* EXCERPTED DATA
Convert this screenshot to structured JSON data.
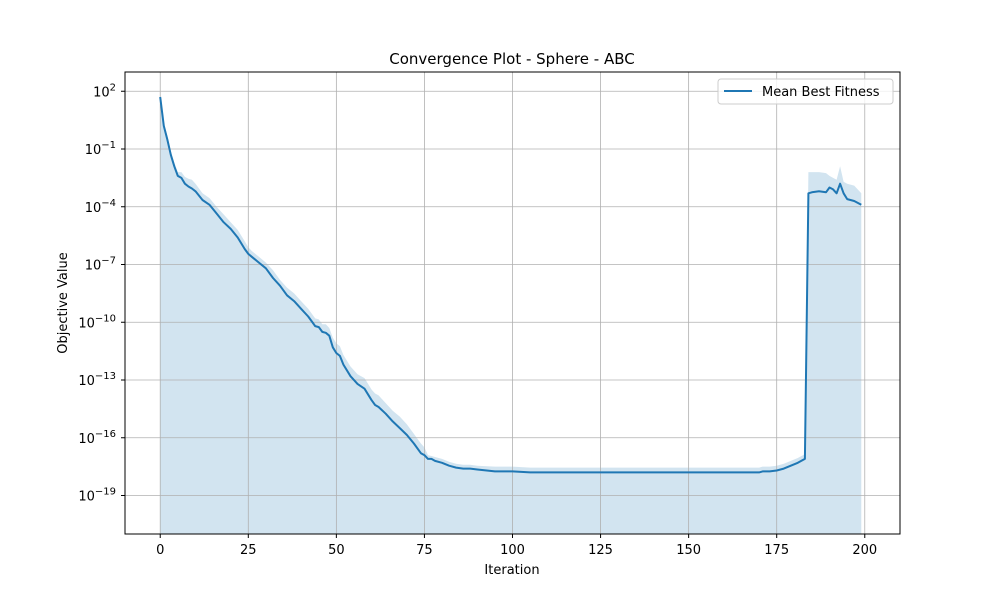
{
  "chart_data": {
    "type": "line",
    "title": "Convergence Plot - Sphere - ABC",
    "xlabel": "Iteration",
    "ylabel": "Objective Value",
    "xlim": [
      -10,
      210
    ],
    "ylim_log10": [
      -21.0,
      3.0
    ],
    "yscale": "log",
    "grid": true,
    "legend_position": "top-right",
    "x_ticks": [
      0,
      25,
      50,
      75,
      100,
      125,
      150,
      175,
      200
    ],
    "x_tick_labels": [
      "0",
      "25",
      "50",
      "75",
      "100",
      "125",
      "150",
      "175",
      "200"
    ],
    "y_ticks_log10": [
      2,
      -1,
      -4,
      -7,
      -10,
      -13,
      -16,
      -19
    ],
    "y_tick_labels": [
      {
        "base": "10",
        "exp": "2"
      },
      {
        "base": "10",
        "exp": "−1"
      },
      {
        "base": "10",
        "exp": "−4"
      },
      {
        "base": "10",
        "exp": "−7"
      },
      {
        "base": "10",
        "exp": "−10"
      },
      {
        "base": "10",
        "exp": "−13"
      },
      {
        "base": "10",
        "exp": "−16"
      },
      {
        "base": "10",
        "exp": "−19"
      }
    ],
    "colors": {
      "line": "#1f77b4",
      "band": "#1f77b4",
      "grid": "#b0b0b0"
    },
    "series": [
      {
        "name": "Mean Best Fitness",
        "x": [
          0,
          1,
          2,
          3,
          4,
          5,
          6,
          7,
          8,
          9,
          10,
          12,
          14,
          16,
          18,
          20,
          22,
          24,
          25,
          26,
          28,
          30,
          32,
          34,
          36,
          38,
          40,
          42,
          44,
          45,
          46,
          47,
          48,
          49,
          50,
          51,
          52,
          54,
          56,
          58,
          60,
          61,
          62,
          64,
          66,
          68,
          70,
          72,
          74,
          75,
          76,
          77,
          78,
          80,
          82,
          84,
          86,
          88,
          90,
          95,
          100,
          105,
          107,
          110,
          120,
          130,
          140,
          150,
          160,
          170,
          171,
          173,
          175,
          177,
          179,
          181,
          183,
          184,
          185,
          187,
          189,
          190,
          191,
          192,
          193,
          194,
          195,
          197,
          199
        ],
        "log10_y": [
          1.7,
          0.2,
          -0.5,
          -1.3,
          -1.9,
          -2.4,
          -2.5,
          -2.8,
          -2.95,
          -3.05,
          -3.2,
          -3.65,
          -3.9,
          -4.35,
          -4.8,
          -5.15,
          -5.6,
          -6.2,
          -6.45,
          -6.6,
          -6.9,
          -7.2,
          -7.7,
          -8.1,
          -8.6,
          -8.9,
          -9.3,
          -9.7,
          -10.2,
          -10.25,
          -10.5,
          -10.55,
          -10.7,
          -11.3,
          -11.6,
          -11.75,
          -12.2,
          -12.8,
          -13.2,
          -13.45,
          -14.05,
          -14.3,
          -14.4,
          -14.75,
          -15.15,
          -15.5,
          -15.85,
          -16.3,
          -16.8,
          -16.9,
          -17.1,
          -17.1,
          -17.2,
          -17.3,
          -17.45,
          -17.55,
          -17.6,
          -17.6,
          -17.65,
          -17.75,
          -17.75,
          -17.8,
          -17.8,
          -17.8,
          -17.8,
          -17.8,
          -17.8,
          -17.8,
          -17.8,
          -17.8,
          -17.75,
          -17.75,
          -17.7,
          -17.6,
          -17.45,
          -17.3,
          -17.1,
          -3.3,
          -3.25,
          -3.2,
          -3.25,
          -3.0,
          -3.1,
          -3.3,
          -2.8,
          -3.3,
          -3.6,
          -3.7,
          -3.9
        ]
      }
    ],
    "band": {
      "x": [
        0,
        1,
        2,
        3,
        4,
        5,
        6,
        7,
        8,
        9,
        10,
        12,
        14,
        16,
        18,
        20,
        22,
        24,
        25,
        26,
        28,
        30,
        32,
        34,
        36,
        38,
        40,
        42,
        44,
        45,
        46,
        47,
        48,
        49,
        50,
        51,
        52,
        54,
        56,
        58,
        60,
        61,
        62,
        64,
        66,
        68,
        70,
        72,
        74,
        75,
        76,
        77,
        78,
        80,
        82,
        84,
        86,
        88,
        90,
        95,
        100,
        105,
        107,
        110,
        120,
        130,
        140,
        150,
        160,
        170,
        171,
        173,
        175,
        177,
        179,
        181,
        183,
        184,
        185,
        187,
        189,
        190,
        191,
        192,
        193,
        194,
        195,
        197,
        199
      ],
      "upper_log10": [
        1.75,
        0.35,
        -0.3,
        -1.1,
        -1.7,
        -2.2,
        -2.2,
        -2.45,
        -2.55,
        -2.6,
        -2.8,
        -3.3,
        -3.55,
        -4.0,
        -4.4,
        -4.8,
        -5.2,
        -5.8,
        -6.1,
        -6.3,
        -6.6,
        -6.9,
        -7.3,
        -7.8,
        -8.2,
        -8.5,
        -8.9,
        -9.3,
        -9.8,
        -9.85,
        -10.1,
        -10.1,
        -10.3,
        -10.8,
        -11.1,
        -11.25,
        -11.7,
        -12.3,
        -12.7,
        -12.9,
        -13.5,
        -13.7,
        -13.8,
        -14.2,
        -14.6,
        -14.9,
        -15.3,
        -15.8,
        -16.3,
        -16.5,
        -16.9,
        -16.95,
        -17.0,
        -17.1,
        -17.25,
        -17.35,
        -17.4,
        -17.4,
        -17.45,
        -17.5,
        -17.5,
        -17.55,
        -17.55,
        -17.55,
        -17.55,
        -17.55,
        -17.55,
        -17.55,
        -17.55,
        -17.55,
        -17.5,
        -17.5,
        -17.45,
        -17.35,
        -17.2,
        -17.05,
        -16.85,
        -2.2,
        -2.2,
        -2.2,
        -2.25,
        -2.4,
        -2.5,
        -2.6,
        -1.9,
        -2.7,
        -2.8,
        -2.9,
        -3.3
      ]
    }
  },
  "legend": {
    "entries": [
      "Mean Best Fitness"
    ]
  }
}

* YOUR GOAL
Find the word "Best" in the data and show each line that holds it.

* RESULT FOR THIS TASK
        "name": "Mean Best Fitness",
      "Mean Best Fitness"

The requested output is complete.